## start

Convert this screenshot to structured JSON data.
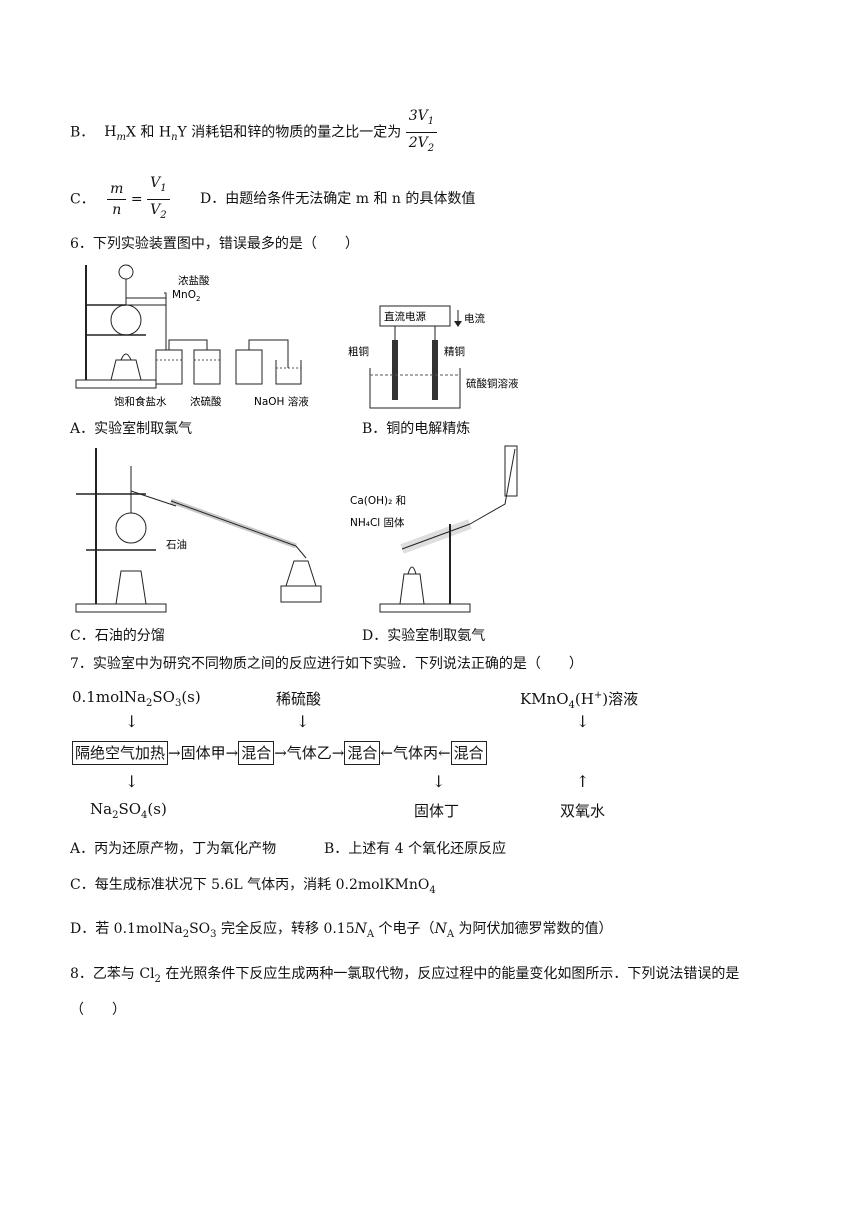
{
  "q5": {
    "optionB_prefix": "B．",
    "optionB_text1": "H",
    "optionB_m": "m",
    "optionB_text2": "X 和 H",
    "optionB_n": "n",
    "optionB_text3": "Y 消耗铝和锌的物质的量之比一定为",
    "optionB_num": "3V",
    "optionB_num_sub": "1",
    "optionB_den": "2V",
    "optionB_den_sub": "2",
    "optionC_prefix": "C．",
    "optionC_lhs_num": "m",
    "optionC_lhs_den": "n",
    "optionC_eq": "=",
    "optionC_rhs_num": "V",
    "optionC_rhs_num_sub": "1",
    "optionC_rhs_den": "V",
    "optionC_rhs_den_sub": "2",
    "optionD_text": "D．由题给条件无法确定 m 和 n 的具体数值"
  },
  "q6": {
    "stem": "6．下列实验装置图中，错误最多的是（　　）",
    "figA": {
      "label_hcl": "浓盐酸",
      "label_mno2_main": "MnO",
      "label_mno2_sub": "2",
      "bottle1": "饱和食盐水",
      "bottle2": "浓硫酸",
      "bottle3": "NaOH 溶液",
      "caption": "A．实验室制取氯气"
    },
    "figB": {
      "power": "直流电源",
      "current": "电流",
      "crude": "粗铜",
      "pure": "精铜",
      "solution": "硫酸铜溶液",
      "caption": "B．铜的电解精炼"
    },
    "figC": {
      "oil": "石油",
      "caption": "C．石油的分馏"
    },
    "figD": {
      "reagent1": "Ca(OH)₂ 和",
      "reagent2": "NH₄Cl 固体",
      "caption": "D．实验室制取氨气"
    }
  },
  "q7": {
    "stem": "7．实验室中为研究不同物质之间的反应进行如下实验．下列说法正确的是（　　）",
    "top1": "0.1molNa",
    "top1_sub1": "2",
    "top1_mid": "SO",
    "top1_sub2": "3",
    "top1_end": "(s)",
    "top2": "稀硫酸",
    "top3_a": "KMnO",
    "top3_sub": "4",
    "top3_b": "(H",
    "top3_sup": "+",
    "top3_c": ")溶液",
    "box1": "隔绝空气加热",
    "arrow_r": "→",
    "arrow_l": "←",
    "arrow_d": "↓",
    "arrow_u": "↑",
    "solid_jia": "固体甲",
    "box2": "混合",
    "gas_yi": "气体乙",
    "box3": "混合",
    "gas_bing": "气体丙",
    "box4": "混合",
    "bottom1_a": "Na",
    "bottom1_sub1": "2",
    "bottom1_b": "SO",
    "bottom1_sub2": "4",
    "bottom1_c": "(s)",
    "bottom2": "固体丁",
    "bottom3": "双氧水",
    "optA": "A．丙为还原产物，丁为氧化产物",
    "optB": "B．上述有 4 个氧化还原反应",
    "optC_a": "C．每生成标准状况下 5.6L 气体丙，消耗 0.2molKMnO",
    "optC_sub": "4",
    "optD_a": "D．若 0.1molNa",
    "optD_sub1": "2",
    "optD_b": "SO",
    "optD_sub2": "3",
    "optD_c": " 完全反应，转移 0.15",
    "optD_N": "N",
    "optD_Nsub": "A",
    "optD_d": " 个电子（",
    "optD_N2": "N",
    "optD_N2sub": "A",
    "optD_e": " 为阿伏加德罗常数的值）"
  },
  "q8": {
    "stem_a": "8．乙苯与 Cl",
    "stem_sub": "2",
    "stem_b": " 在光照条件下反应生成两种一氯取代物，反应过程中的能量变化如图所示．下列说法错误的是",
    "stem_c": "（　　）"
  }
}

## end
## start

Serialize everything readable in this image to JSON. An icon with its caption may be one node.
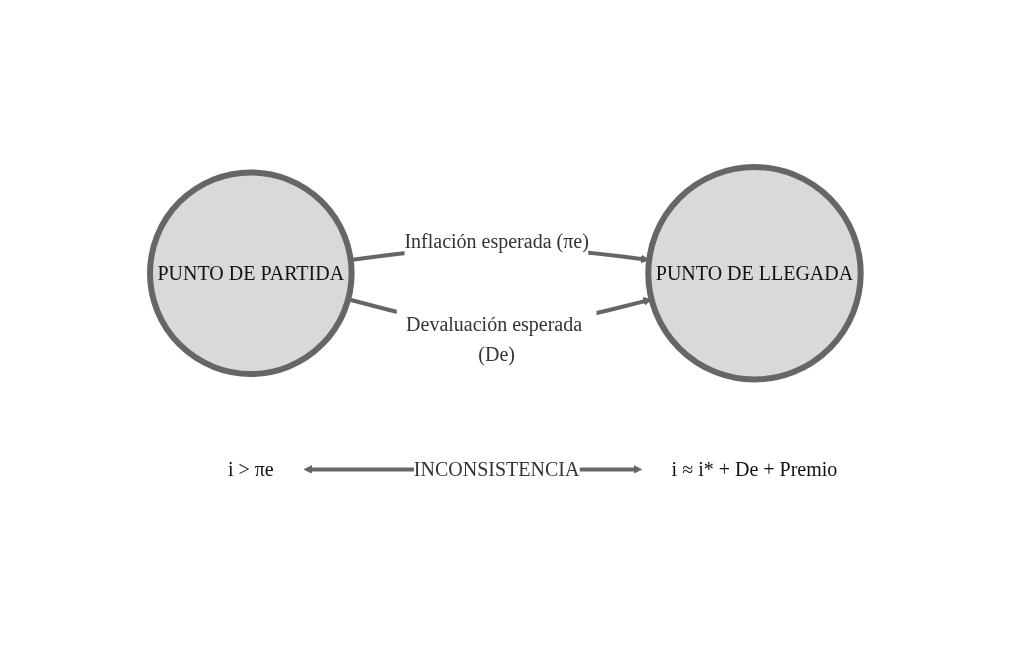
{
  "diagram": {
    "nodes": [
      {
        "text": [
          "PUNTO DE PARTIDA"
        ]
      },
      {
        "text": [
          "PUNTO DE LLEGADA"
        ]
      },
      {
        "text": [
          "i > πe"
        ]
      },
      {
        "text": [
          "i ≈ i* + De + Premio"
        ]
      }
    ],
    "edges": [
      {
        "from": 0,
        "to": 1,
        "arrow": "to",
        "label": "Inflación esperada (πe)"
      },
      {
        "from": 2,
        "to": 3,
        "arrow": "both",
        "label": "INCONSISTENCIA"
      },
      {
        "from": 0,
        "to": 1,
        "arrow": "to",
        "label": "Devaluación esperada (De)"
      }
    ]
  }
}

## end
## start

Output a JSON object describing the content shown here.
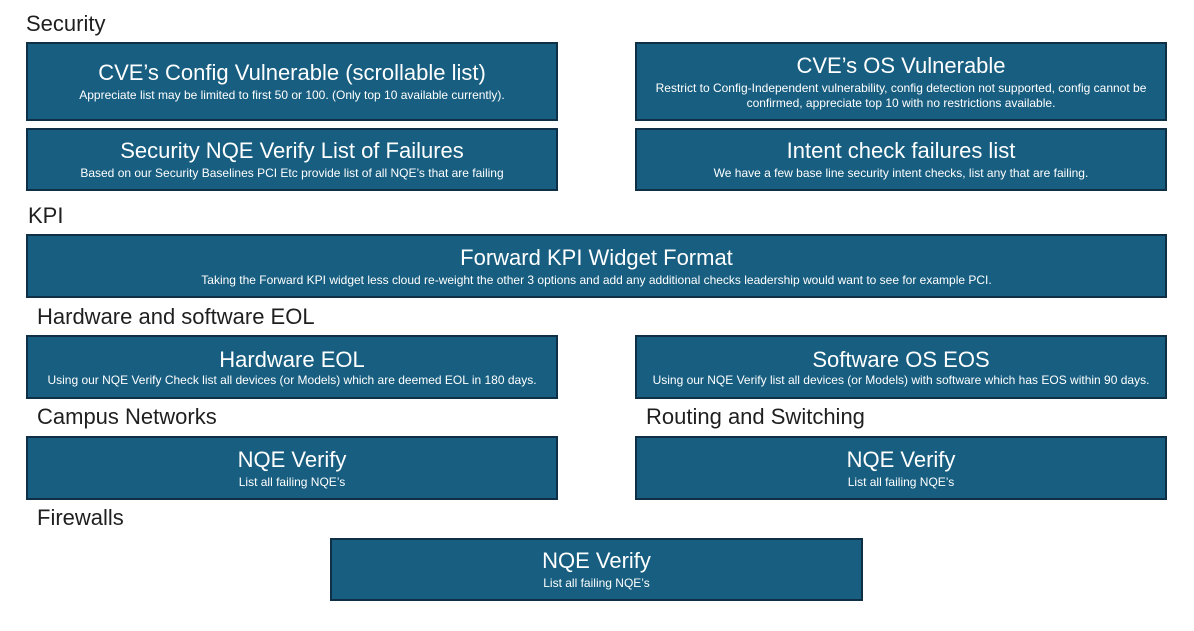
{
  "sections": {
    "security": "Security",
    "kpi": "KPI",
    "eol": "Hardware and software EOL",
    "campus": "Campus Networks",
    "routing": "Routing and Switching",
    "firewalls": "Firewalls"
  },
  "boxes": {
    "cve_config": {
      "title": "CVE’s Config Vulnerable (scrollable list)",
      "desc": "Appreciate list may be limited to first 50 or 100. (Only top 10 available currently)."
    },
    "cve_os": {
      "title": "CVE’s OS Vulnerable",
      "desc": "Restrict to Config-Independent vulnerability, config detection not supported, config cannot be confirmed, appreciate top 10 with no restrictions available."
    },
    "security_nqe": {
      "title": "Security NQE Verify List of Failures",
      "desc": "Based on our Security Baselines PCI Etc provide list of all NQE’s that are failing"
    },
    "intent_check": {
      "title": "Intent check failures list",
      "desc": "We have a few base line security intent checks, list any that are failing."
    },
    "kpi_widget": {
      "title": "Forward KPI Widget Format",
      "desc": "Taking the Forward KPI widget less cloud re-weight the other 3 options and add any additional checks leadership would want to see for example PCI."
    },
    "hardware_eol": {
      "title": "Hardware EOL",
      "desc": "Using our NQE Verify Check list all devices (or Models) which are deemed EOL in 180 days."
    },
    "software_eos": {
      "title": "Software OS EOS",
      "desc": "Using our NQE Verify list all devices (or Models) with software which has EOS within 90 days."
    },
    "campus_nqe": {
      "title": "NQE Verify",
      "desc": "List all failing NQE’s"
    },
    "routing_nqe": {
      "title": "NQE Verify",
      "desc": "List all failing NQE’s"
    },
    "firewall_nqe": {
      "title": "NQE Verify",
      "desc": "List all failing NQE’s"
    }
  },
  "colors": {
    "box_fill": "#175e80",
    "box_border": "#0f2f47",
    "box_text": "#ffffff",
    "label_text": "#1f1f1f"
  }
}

## end

Instruction: Which lines include the word "title"? Copy every one of them.

Answer in full:
      "title": "CVE’s Config Vulnerable (scrollable list)",
      "title": "CVE’s OS Vulnerable",
      "title": "Security NQE Verify List of Failures",
      "title": "Intent check failures list",
      "title": "Forward KPI Widget Format",
      "title": "Hardware EOL",
      "title": "Software OS EOS",
      "title": "NQE Verify",
      "title": "NQE Verify",
      "title": "NQE Verify",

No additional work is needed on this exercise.